- What is required: Present each line of the entries below that holds the word "Nord".

━━━━

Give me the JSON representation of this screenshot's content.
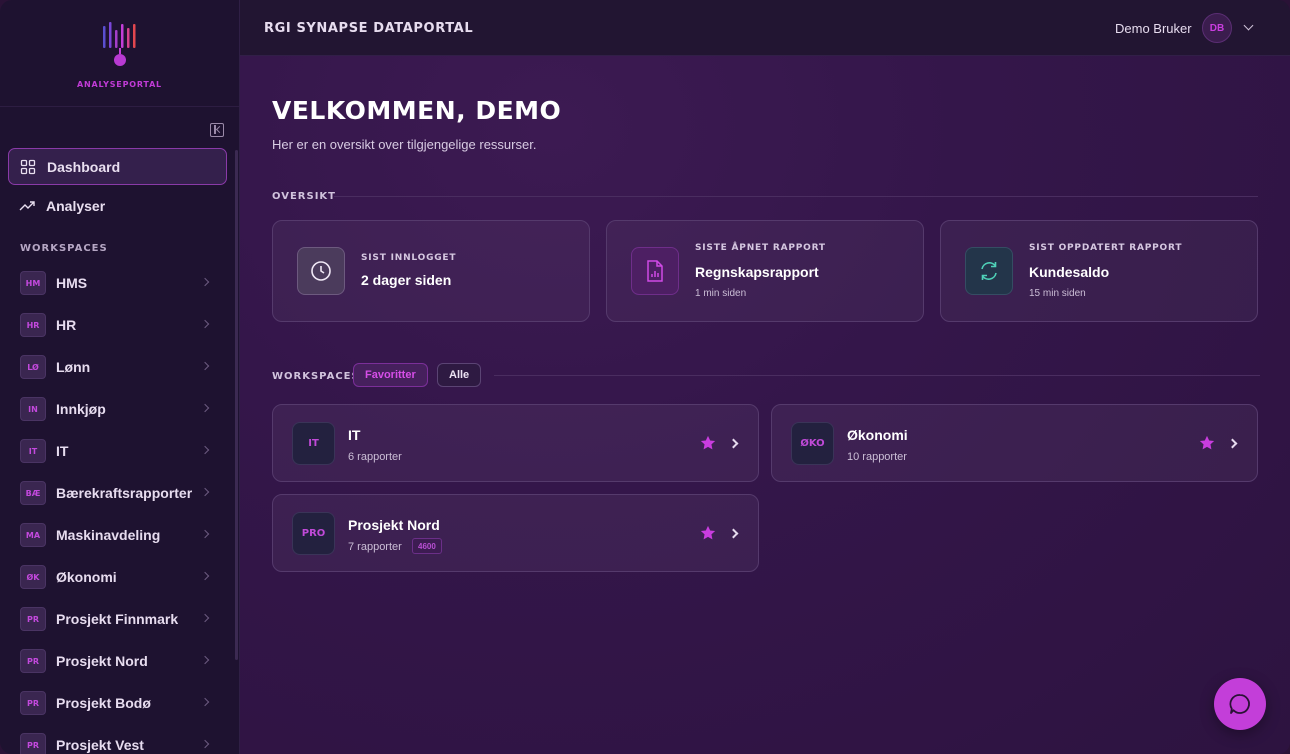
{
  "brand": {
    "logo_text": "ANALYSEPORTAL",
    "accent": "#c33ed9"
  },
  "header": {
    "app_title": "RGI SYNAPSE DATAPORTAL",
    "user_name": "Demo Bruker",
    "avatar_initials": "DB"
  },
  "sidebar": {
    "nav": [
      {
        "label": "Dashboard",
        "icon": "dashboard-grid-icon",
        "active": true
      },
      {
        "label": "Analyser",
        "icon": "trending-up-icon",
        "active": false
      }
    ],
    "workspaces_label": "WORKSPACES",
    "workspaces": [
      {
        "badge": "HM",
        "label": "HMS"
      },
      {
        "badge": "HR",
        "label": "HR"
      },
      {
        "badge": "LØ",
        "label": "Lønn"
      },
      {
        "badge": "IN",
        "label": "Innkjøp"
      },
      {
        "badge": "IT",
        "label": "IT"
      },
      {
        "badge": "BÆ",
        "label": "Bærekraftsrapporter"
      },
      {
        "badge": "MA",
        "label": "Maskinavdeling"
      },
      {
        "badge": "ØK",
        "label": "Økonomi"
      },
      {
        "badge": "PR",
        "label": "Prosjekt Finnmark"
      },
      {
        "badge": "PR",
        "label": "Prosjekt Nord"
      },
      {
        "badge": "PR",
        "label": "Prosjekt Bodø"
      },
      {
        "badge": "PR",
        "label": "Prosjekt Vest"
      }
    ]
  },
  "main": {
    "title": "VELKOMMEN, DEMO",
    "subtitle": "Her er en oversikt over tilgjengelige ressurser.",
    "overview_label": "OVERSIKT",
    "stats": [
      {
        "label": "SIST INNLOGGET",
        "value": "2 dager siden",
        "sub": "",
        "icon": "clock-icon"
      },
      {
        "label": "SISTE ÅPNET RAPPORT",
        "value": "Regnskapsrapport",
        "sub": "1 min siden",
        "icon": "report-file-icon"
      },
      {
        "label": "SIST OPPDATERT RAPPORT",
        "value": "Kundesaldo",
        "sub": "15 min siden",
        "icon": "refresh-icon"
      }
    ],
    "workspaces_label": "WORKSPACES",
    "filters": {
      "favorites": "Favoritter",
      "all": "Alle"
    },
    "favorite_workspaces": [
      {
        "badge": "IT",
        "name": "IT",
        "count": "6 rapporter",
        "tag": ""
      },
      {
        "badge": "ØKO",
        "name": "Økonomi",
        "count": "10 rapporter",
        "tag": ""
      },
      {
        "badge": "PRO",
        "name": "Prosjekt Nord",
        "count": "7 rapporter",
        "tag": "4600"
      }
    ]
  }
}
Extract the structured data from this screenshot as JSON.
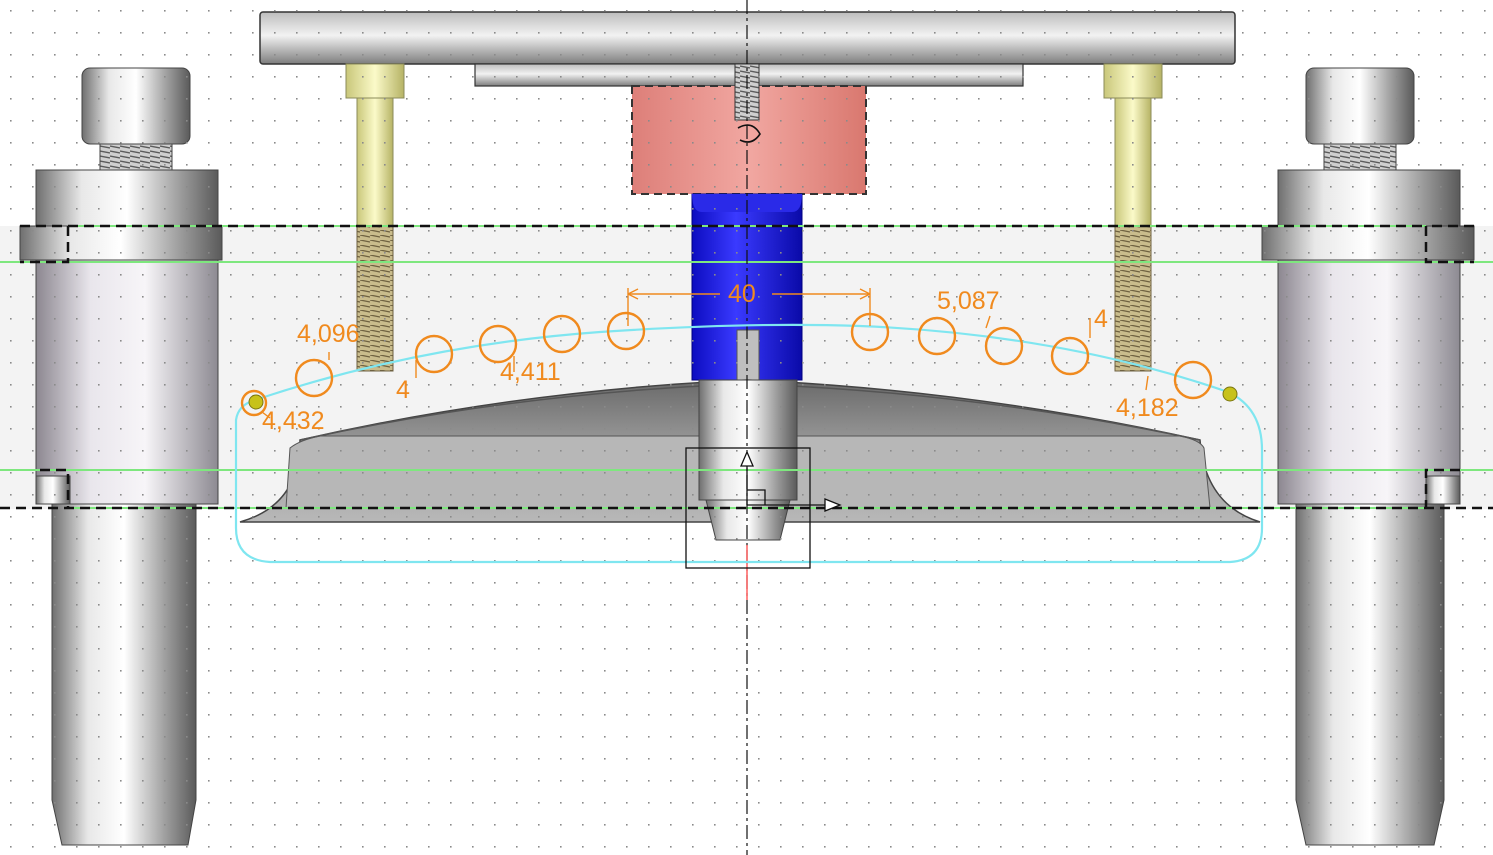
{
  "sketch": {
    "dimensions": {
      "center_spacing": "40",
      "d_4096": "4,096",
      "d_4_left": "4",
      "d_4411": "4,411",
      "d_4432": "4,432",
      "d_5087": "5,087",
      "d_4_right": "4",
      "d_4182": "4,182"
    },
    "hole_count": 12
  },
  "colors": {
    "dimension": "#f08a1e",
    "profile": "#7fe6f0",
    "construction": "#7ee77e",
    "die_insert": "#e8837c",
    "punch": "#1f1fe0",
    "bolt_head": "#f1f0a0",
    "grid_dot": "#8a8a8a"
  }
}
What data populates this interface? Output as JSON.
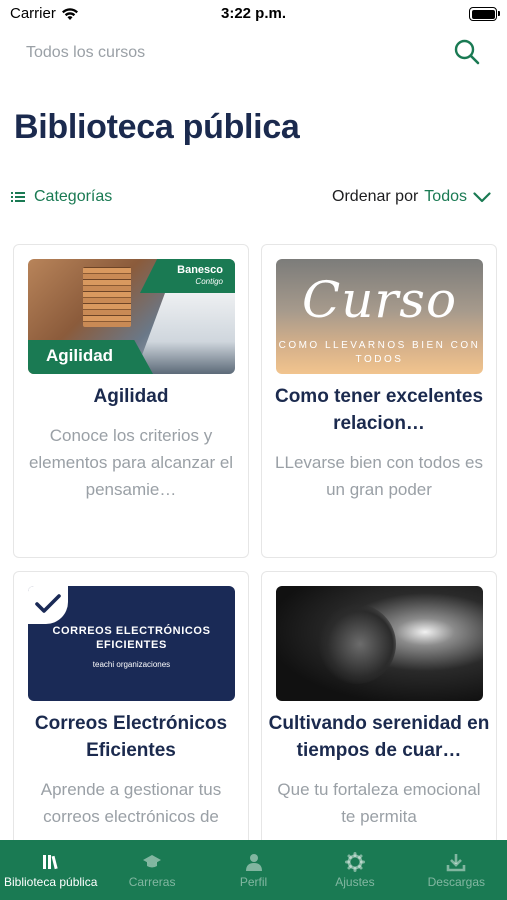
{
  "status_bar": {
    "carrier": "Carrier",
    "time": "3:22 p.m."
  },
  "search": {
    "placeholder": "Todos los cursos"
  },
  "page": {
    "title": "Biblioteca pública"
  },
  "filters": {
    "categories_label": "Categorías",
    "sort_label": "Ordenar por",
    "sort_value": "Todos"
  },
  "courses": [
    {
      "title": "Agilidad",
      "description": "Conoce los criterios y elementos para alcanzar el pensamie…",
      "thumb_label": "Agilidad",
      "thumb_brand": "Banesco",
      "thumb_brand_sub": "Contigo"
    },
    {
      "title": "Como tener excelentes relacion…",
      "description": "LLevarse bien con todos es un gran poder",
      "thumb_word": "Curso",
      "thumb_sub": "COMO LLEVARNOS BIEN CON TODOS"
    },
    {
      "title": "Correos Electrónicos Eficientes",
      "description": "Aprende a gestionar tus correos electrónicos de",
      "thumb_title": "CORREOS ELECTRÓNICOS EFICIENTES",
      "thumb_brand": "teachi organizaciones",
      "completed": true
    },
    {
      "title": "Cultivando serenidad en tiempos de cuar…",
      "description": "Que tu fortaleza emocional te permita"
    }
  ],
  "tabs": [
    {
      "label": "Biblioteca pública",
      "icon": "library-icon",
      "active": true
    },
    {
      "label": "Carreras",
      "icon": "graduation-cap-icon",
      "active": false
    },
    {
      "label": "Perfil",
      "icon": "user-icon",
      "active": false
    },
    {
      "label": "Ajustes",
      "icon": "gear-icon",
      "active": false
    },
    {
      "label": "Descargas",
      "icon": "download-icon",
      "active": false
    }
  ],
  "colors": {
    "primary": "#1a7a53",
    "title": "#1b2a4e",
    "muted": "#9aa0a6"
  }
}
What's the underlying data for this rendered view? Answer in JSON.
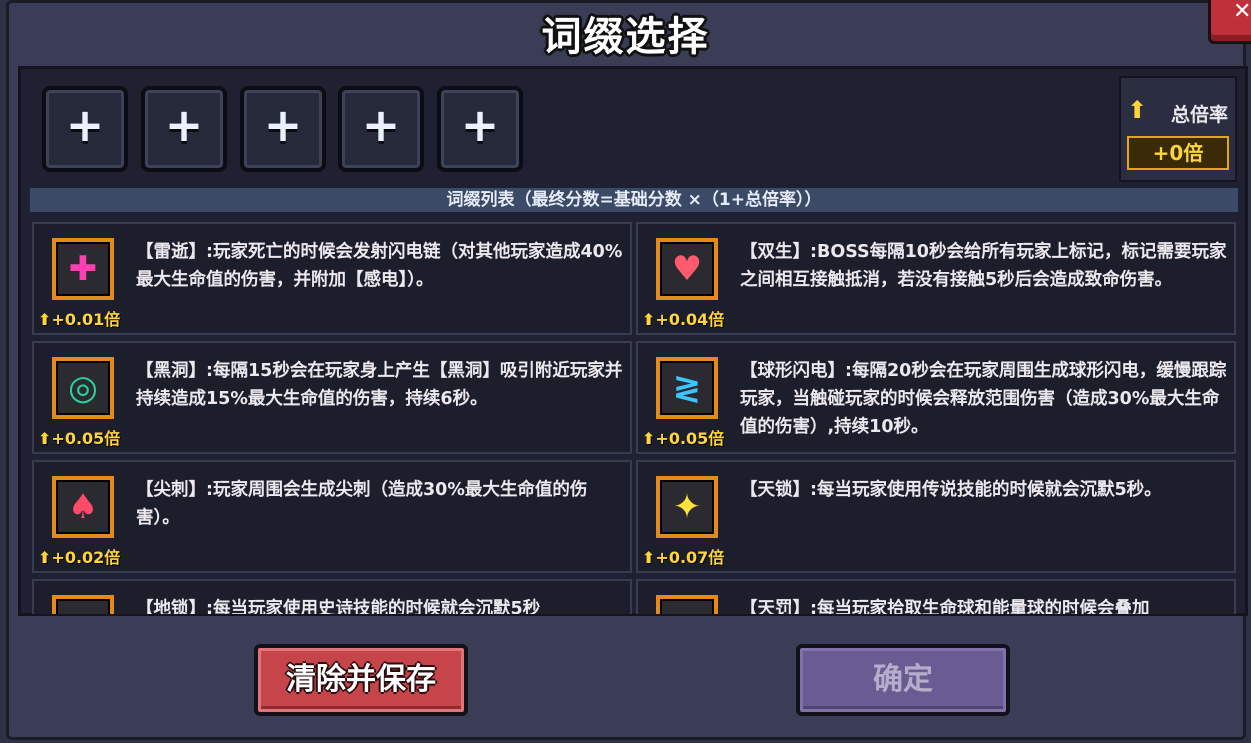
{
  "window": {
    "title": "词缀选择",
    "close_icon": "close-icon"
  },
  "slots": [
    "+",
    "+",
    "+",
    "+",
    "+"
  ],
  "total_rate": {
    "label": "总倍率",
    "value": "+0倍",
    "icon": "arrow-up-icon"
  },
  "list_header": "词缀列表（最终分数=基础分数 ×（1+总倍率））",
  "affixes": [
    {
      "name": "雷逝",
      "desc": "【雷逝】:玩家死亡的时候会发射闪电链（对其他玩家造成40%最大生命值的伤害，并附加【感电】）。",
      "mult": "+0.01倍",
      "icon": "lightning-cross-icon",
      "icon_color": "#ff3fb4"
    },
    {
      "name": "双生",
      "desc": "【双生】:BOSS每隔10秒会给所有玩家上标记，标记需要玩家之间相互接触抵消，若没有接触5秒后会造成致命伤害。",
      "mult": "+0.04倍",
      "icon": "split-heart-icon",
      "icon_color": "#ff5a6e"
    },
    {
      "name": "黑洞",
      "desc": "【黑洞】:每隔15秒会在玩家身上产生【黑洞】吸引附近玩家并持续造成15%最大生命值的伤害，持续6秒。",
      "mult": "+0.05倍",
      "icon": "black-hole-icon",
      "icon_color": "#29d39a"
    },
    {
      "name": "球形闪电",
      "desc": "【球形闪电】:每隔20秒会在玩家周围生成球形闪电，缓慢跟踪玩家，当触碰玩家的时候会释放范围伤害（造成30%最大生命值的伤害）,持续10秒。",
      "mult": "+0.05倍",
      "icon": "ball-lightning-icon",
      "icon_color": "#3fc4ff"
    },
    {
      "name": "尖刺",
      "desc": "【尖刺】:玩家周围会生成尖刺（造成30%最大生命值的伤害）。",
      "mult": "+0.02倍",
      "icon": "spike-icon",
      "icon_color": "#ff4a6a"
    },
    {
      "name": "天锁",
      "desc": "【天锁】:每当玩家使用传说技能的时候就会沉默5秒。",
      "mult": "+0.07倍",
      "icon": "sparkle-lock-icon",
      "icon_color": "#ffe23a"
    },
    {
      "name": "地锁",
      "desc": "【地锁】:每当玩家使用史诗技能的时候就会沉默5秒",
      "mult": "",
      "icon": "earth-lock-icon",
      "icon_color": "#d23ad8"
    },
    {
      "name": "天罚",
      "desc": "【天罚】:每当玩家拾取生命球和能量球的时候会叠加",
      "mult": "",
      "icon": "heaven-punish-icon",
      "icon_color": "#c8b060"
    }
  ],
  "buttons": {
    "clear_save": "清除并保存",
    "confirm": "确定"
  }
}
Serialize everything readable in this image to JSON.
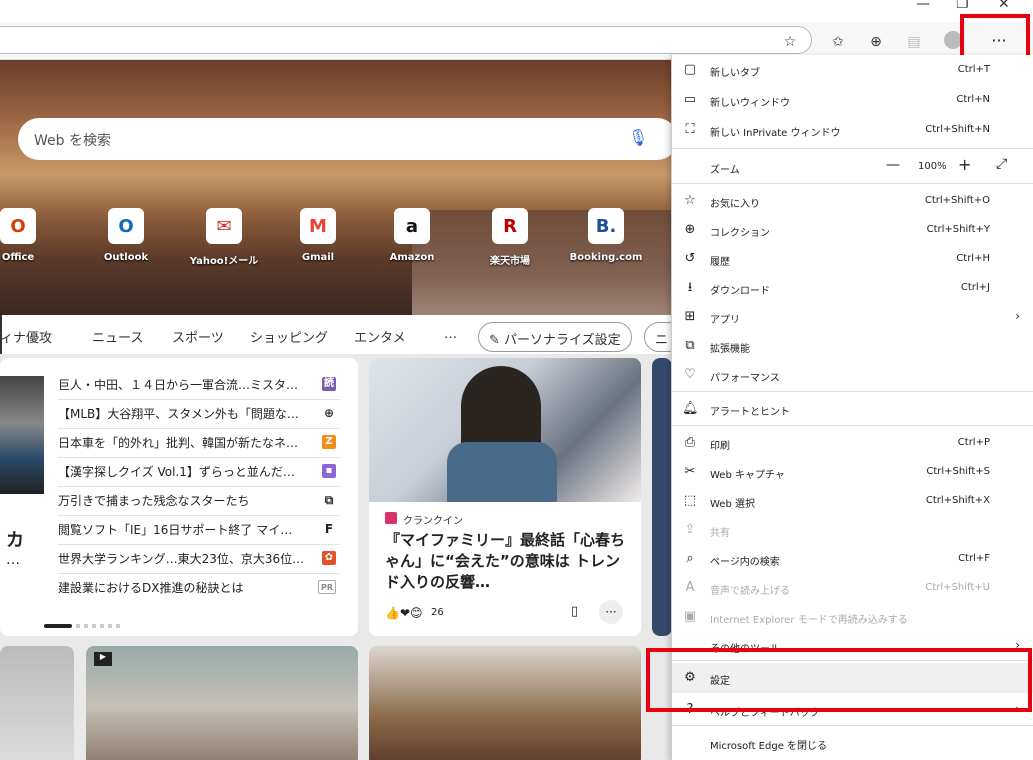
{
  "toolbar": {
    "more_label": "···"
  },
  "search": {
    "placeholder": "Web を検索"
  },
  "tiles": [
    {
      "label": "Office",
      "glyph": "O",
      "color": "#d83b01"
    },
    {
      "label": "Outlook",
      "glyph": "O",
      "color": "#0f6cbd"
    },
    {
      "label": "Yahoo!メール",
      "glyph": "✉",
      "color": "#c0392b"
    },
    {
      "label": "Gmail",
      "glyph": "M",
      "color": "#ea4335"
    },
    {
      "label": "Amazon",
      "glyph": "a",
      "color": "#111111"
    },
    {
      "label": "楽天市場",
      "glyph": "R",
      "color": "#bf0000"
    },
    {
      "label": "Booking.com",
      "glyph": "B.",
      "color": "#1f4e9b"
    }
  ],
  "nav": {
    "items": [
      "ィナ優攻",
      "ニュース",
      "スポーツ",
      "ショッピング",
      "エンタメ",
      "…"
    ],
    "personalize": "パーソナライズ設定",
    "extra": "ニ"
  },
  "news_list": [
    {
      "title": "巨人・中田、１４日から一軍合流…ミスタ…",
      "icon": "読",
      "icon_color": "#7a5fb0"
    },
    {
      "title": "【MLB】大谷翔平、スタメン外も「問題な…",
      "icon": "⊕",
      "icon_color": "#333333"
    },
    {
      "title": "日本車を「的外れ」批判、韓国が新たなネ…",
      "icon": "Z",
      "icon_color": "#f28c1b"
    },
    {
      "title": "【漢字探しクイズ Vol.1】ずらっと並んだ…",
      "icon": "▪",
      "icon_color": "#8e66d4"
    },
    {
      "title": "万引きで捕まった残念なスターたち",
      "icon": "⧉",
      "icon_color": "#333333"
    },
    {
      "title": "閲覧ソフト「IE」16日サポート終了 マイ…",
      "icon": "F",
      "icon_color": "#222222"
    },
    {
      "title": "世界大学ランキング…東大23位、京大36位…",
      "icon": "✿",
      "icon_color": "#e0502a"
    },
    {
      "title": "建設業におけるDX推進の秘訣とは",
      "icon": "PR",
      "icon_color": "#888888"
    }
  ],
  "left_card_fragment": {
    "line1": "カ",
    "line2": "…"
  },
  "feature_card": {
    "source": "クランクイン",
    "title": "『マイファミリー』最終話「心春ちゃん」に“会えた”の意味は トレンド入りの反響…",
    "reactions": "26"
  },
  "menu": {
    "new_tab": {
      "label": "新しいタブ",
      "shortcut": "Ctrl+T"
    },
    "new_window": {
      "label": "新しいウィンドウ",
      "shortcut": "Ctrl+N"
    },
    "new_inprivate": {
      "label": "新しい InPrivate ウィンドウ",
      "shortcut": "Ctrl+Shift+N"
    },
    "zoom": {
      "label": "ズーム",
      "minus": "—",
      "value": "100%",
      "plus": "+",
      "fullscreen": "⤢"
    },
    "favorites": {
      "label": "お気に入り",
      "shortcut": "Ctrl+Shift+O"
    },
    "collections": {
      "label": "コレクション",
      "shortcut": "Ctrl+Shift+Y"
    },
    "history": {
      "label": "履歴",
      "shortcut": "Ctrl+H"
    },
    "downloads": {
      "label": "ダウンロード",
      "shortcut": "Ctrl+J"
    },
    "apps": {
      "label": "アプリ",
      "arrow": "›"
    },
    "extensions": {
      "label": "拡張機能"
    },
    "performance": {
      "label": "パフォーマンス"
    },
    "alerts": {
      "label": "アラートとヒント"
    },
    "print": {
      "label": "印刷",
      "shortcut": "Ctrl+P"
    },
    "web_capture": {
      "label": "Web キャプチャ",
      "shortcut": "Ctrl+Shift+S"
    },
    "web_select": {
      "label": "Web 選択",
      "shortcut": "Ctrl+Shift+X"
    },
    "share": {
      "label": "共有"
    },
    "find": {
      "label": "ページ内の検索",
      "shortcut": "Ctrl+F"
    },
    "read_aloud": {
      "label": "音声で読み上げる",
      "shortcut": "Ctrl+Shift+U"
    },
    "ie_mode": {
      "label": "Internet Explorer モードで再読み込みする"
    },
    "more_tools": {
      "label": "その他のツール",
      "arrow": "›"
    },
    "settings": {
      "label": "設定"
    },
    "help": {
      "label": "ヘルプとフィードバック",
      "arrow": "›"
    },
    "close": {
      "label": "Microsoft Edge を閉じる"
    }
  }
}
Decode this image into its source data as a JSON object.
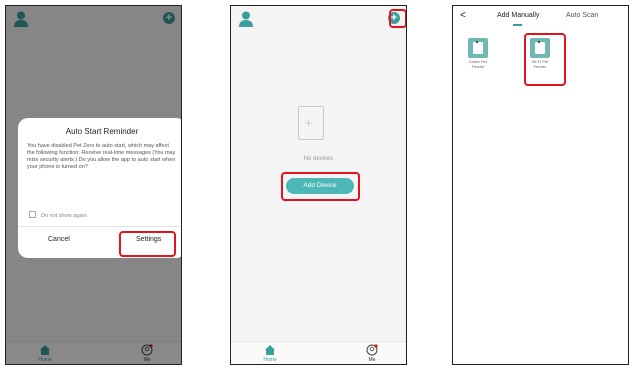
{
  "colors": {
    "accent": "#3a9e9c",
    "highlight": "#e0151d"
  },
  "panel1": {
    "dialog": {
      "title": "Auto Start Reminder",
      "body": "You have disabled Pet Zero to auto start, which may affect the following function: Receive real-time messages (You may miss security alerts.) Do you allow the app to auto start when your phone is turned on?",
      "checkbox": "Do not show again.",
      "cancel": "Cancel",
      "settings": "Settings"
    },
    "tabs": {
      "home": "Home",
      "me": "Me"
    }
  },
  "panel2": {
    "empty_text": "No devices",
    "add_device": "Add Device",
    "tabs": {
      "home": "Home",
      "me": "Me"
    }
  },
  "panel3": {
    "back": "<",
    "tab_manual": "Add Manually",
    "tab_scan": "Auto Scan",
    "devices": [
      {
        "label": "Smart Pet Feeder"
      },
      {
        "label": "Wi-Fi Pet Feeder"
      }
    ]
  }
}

━━━━

- Reply:
        "label": "Prosjekt Nord"
        "name": "Prosjekt Nord",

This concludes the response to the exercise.